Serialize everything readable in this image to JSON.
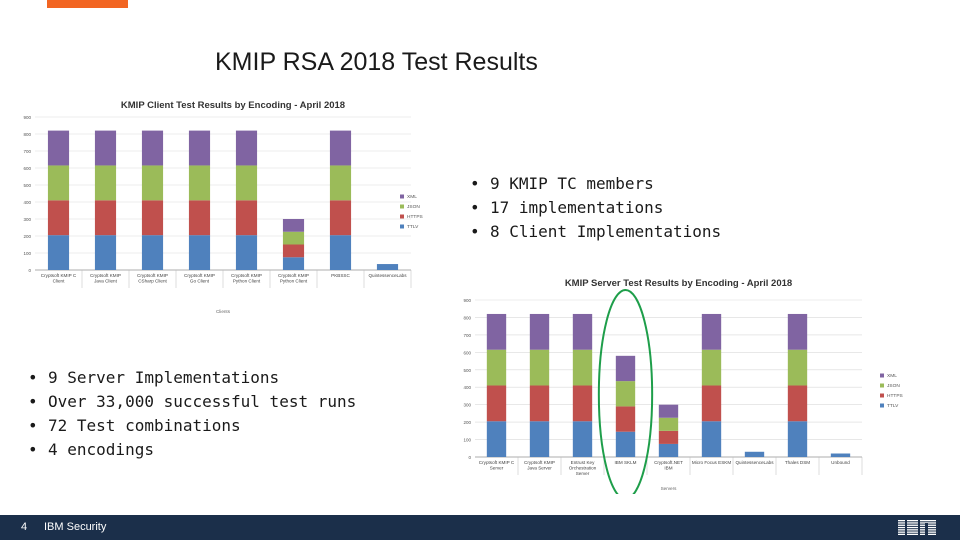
{
  "slide": {
    "title": "KMIP RSA 2018 Test Results",
    "page_number": "4",
    "footer_label": "IBM Security",
    "accent_color": "#f26522",
    "footer_color": "#1b2f4a",
    "logo_icon": "ibm-logo-icon"
  },
  "bullets_top": [
    "9 KMIP TC members",
    "17 implementations",
    "8 Client Implementations"
  ],
  "bullets_bottom": [
    "9 Server Implementations",
    "Over 33,000 successful test runs",
    "72 Test combinations",
    "4 encodings"
  ],
  "chart_data": [
    {
      "type": "bar",
      "stacked": true,
      "title": "KMIP Client Test Results by Encoding - April 2018",
      "xlabel": "Clients",
      "ylabel": "",
      "ylim": [
        0,
        900
      ],
      "yticks": [
        0,
        100,
        200,
        300,
        400,
        500,
        600,
        700,
        800,
        900
      ],
      "categories": [
        "Cryptsoft KMIP C Client",
        "Cryptsoft KMIP Java Client",
        "Cryptsoft KMIP CSharp Client",
        "Cryptsoft KMIP Go Client",
        "Cryptsoft KMIP Python Client",
        "Cryptsoft KMIP Python Client",
        "PKBSSC",
        "QuintessenceLabs"
      ],
      "series": [
        {
          "name": "TTLV",
          "color": "#4f81bd",
          "values": [
            205,
            205,
            205,
            205,
            205,
            75,
            205,
            35
          ]
        },
        {
          "name": "HTTPS",
          "color": "#c0504d",
          "values": [
            205,
            205,
            205,
            205,
            205,
            75,
            205,
            0
          ]
        },
        {
          "name": "JSON",
          "color": "#9bbb59",
          "values": [
            205,
            205,
            205,
            205,
            205,
            75,
            205,
            0
          ]
        },
        {
          "name": "XML",
          "color": "#8064a2",
          "values": [
            205,
            205,
            205,
            205,
            205,
            75,
            205,
            0
          ]
        }
      ],
      "legend": "right"
    },
    {
      "type": "bar",
      "stacked": true,
      "title": "KMIP Server Test Results by Encoding - April 2018",
      "xlabel": "Servers",
      "ylabel": "",
      "ylim": [
        0,
        900
      ],
      "yticks": [
        0,
        100,
        200,
        300,
        400,
        500,
        600,
        700,
        800,
        900
      ],
      "categories": [
        "Cryptsoft KMIP C Server",
        "Cryptsoft KMIP Java Server",
        "Entrust Key Orchestration Server",
        "IBM SKLM",
        "Cryptsoft.NET IBM",
        "Micro Focus ESKM",
        "QuintessenceLabs",
        "Thales DSM",
        "Unbound"
      ],
      "series": [
        {
          "name": "TTLV",
          "color": "#4f81bd",
          "values": [
            205,
            205,
            205,
            145,
            75,
            205,
            30,
            205,
            20
          ]
        },
        {
          "name": "HTTPS",
          "color": "#c0504d",
          "values": [
            205,
            205,
            205,
            145,
            75,
            205,
            0,
            205,
            0
          ]
        },
        {
          "name": "JSON",
          "color": "#9bbb59",
          "values": [
            205,
            205,
            205,
            145,
            75,
            205,
            0,
            205,
            0
          ]
        },
        {
          "name": "XML",
          "color": "#8064a2",
          "values": [
            205,
            205,
            205,
            145,
            75,
            205,
            0,
            205,
            0
          ]
        }
      ],
      "highlight_category": "IBM SKLM",
      "highlight_color": "#1e9e4a",
      "legend": "right"
    }
  ]
}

━━━━━━━━━━━━━━━━━━━━

Where a line in the material contains "KMIP", copy that line.

SOLUTION TO THIS PROBLEM
    "title": "KMIP RSA 2018 Test Results",
    "9 KMIP TC members",
      "title": "KMIP Client Test Results by Encoding - April 2018",
        "Cryptsoft KMIP C Client",
        "Cryptsoft KMIP Java Client",
        "Cryptsoft KMIP CSharp Client",
        "Cryptsoft KMIP Go Client",
        "Cryptsoft KMIP Python Client",
        "Cryptsoft KMIP Python Client",
      "title": "KMIP Server Test Results by Encoding - April 2018",
        "Cryptsoft KMIP C Server",
        "Cryptsoft KMIP Java Server",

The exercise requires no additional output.